__Supplied data__
"""

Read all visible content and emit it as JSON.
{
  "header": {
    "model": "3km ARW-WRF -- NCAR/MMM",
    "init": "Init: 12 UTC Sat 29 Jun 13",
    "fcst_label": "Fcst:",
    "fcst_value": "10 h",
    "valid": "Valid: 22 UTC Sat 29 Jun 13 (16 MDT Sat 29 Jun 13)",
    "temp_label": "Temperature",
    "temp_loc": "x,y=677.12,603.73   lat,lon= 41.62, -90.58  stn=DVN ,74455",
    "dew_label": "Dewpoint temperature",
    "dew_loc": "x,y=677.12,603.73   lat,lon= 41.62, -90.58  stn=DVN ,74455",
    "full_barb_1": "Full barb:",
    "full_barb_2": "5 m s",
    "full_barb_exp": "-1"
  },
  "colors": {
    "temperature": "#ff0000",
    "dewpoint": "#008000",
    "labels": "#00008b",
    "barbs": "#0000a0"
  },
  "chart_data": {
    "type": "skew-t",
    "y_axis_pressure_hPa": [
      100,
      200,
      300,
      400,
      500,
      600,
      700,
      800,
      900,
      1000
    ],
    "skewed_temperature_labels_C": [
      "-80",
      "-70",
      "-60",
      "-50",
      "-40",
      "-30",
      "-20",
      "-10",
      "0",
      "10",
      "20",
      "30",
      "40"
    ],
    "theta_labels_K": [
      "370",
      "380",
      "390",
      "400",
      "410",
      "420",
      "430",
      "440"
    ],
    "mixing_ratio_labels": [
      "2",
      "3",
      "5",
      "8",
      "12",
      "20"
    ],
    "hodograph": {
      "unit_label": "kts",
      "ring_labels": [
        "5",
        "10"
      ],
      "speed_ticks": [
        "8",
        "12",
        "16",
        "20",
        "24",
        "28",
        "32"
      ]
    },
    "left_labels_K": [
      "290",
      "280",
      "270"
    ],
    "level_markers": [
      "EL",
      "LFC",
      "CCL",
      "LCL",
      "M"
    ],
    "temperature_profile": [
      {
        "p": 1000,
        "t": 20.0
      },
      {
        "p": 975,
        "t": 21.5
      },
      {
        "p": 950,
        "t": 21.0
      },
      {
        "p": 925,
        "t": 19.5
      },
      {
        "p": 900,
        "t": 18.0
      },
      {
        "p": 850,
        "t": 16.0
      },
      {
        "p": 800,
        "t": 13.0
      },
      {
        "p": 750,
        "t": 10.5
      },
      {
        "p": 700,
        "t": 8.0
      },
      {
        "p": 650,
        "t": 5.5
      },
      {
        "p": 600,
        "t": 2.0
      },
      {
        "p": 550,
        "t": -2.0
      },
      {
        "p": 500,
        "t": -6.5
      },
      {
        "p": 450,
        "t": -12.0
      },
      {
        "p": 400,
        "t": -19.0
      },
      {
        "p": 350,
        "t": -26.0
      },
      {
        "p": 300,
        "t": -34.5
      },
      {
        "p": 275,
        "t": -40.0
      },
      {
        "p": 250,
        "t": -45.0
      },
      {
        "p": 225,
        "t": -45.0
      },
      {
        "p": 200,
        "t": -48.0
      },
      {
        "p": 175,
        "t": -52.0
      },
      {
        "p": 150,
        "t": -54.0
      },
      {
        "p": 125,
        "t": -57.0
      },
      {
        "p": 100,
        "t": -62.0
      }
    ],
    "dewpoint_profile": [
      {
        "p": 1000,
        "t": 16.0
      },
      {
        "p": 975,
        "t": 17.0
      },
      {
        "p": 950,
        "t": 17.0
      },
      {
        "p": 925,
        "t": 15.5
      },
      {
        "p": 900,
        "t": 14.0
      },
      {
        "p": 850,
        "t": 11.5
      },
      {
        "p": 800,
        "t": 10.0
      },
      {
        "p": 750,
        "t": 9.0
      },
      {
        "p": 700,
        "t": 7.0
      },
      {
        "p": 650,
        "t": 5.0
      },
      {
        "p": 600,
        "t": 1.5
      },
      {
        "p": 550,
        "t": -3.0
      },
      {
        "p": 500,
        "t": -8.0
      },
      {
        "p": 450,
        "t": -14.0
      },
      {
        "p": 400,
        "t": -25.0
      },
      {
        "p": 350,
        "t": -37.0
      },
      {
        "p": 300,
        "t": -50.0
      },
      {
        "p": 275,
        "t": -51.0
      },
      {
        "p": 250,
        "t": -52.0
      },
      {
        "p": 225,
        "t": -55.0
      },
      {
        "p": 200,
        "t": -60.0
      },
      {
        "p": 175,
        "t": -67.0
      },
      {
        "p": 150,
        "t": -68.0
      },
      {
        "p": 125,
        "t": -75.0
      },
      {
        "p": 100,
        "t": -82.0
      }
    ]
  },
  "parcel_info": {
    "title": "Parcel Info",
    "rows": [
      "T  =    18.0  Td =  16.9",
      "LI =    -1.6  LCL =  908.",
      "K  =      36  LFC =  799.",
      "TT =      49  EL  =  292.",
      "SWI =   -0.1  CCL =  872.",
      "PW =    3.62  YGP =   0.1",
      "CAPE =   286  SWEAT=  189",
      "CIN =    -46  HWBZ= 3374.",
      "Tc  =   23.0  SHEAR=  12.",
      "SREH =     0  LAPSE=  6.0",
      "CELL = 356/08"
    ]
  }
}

"""
"""

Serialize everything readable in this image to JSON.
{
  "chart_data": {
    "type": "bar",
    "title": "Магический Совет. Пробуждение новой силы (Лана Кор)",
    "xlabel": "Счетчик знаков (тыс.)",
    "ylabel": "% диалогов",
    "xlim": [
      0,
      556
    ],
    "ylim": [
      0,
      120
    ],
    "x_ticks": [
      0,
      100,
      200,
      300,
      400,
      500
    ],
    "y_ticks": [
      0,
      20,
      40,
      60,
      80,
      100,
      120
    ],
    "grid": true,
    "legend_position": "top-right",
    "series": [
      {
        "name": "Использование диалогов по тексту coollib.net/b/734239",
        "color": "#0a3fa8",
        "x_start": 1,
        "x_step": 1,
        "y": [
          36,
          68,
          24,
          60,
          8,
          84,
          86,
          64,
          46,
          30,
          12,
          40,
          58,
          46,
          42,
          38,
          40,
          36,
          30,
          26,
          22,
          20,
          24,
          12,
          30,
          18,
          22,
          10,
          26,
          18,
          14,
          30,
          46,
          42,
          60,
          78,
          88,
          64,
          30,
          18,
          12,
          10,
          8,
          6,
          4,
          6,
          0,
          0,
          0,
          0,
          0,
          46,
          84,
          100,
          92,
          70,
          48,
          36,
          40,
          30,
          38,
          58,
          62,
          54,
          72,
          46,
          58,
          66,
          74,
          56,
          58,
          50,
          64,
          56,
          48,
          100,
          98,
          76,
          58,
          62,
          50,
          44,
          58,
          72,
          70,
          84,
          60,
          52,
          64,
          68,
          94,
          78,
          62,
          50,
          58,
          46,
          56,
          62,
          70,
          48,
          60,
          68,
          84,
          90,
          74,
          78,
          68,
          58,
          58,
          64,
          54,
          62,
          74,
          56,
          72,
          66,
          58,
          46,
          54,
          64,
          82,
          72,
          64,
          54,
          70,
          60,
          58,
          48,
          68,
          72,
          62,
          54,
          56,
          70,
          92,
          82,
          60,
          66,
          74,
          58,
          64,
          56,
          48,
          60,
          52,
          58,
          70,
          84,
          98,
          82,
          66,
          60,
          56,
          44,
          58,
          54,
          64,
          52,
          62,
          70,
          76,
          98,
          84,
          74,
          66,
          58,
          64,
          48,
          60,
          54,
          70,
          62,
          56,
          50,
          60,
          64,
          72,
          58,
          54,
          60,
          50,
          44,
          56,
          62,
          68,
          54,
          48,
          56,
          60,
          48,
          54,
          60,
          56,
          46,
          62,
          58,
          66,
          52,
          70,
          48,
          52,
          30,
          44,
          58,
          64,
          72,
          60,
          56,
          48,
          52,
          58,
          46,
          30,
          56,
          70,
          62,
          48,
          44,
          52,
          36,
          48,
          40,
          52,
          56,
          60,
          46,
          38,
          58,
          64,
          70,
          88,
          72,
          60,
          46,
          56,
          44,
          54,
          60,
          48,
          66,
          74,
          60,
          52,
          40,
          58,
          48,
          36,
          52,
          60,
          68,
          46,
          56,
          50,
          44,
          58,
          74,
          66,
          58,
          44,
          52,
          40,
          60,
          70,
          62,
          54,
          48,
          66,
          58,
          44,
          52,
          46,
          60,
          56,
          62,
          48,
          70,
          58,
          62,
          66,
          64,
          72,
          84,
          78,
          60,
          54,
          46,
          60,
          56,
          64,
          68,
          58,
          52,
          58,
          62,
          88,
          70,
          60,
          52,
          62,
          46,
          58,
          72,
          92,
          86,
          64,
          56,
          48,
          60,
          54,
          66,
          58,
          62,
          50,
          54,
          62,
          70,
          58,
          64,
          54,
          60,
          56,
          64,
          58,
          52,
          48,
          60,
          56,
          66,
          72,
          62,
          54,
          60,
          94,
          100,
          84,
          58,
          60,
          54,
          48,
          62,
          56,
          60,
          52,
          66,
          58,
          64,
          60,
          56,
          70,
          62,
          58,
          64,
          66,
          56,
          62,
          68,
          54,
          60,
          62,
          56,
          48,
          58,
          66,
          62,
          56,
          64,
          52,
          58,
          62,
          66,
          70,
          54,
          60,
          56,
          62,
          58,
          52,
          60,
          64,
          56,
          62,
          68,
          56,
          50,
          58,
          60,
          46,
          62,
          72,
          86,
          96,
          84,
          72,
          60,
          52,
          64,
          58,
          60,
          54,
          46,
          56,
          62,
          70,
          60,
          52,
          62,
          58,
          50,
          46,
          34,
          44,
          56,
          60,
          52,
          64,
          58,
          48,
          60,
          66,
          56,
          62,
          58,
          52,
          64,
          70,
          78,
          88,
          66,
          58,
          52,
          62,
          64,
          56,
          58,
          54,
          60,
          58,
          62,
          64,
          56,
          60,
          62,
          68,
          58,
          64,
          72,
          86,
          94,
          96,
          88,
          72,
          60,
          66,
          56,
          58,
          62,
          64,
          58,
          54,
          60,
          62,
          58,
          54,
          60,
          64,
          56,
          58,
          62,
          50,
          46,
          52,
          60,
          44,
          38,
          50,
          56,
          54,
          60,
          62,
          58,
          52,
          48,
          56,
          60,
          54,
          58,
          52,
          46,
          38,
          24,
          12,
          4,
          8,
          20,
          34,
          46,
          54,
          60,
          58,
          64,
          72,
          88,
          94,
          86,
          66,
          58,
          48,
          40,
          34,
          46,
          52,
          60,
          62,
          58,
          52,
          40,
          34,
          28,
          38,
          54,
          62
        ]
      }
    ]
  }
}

"""

__Written task__
Keep only those lines of the records that hold "JSON", and return them.

__Exercise response__
Read all visible content and emit it as JSON.
Serialize everything readable in this image to JSON.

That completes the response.